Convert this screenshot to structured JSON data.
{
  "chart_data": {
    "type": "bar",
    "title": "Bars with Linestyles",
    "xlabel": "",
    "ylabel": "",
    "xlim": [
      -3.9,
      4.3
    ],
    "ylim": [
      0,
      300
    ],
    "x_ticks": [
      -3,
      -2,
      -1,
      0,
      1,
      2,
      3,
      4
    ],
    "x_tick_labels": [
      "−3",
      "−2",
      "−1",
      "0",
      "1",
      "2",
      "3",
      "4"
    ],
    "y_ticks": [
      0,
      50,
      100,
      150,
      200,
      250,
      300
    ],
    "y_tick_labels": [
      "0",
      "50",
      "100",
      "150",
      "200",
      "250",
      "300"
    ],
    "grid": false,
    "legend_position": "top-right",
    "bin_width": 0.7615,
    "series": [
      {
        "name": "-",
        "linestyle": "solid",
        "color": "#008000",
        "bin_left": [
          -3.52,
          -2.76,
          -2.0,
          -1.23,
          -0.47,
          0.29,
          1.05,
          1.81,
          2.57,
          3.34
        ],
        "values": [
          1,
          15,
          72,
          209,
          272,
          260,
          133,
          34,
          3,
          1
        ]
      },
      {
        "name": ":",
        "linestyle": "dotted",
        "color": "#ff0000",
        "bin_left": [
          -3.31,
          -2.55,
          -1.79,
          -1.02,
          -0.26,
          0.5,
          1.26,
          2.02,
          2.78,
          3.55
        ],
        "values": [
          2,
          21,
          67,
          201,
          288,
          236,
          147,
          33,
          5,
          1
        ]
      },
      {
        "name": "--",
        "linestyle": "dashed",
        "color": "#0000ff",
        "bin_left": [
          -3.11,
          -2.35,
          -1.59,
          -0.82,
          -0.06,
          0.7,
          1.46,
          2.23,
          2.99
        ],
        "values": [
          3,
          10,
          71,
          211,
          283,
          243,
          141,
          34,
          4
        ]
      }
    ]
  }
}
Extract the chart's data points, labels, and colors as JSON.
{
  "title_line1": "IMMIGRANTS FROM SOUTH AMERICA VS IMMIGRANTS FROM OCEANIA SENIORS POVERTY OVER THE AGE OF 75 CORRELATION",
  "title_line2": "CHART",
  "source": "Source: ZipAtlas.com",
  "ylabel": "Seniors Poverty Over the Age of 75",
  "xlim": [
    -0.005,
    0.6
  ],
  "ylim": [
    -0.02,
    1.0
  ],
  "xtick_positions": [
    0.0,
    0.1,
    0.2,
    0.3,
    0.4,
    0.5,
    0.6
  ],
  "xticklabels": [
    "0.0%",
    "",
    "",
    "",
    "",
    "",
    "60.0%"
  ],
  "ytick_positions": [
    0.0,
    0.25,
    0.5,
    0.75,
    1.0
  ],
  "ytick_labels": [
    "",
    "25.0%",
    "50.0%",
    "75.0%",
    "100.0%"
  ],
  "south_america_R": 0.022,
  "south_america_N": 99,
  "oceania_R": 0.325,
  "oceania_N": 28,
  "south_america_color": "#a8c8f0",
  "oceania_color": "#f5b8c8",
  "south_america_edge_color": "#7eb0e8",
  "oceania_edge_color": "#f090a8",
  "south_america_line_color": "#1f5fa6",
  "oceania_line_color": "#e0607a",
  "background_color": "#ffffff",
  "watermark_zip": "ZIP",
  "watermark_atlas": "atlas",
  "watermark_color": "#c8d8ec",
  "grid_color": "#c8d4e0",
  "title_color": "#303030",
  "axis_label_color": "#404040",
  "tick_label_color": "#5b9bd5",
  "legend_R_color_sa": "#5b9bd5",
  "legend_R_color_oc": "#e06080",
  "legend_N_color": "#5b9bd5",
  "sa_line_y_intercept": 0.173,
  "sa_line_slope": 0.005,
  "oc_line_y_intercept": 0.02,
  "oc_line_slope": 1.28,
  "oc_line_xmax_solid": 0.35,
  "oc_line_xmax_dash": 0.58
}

◆ WORK TO COMPLETE
Reproduce all the records precisely.

◆ RESPONSE TO THE EXERCISE
Convert this screenshot to structured JSON data.
{
  "chart_data": {
    "type": "bar",
    "title": "Bars with Linestyles",
    "xlabel": "",
    "ylabel": "",
    "xlim": [
      -3.9,
      4.3
    ],
    "ylim": [
      0,
      300
    ],
    "x_ticks": [
      -3,
      -2,
      -1,
      0,
      1,
      2,
      3,
      4
    ],
    "x_tick_labels": [
      "−3",
      "−2",
      "−1",
      "0",
      "1",
      "2",
      "3",
      "4"
    ],
    "y_ticks": [
      0,
      50,
      100,
      150,
      200,
      250,
      300
    ],
    "y_tick_labels": [
      "0",
      "50",
      "100",
      "150",
      "200",
      "250",
      "300"
    ],
    "grid": false,
    "legend_position": "top-right",
    "bin_width": 0.7615,
    "series": [
      {
        "name": "-",
        "linestyle": "solid",
        "color": "#008000",
        "bin_left": [
          -3.52,
          -2.76,
          -2.0,
          -1.23,
          -0.47,
          0.29,
          1.05,
          1.81,
          2.57,
          3.34
        ],
        "values": [
          1,
          15,
          72,
          209,
          272,
          260,
          133,
          34,
          3,
          1
        ]
      },
      {
        "name": ":",
        "linestyle": "dotted",
        "color": "#ff0000",
        "bin_left": [
          -3.31,
          -2.55,
          -1.79,
          -1.02,
          -0.26,
          0.5,
          1.26,
          2.02,
          2.78,
          3.55
        ],
        "values": [
          2,
          21,
          67,
          201,
          288,
          236,
          147,
          33,
          5,
          1
        ]
      },
      {
        "name": "--",
        "linestyle": "dashed",
        "color": "#0000ff",
        "bin_left": [
          -3.11,
          -2.35,
          -1.59,
          -0.82,
          -0.06,
          0.7,
          1.46,
          2.23,
          2.99
        ],
        "values": [
          3,
          10,
          71,
          211,
          283,
          243,
          141,
          34,
          4
        ]
      }
    ]
  }
}
Extract the chart's data points, labels, and colors as JSON.
{
  "title_line1": "IMMIGRANTS FROM SOUTH AMERICA VS IMMIGRANTS FROM OCEANIA SENIORS POVERTY OVER THE AGE OF 75 CORRELATION",
  "title_line2": "CHART",
  "source": "Source: ZipAtlas.com",
  "ylabel": "Seniors Poverty Over the Age of 75",
  "xlim": [
    -0.005,
    0.6
  ],
  "ylim": [
    -0.02,
    1.0
  ],
  "xtick_positions": [
    0.0,
    0.1,
    0.2,
    0.3,
    0.4,
    0.5,
    0.6
  ],
  "xticklabels": [
    "0.0%",
    "",
    "",
    "",
    "",
    "",
    "60.0%"
  ],
  "ytick_positions": [
    0.0,
    0.25,
    0.5,
    0.75,
    1.0
  ],
  "ytick_labels": [
    "",
    "25.0%",
    "50.0%",
    "75.0%",
    "100.0%"
  ],
  "south_america_R": 0.022,
  "south_america_N": 99,
  "oceania_R": 0.325,
  "oceania_N": 28,
  "south_america_color": "#a8c8f0",
  "oceania_color": "#f5b8c8",
  "south_america_edge_color": "#7eb0e8",
  "oceania_edge_color": "#f090a8",
  "south_america_line_color": "#1f5fa6",
  "oceania_line_color": "#e0607a",
  "background_color": "#ffffff",
  "watermark_zip": "ZIP",
  "watermark_atlas": "atlas",
  "watermark_color": "#c8d8ec",
  "grid_color": "#c8d4e0",
  "title_color": "#303030",
  "axis_label_color": "#404040",
  "tick_label_color": "#5b9bd5",
  "legend_R_color_sa": "#5b9bd5",
  "legend_R_color_oc": "#e06080",
  "legend_N_color": "#5b9bd5",
  "sa_line_y_intercept": 0.173,
  "sa_line_slope": 0.005,
  "oc_line_y_intercept": 0.02,
  "oc_line_slope": 1.28,
  "oc_line_xmax_solid": 0.35,
  "oc_line_xmax_dash": 0.58
}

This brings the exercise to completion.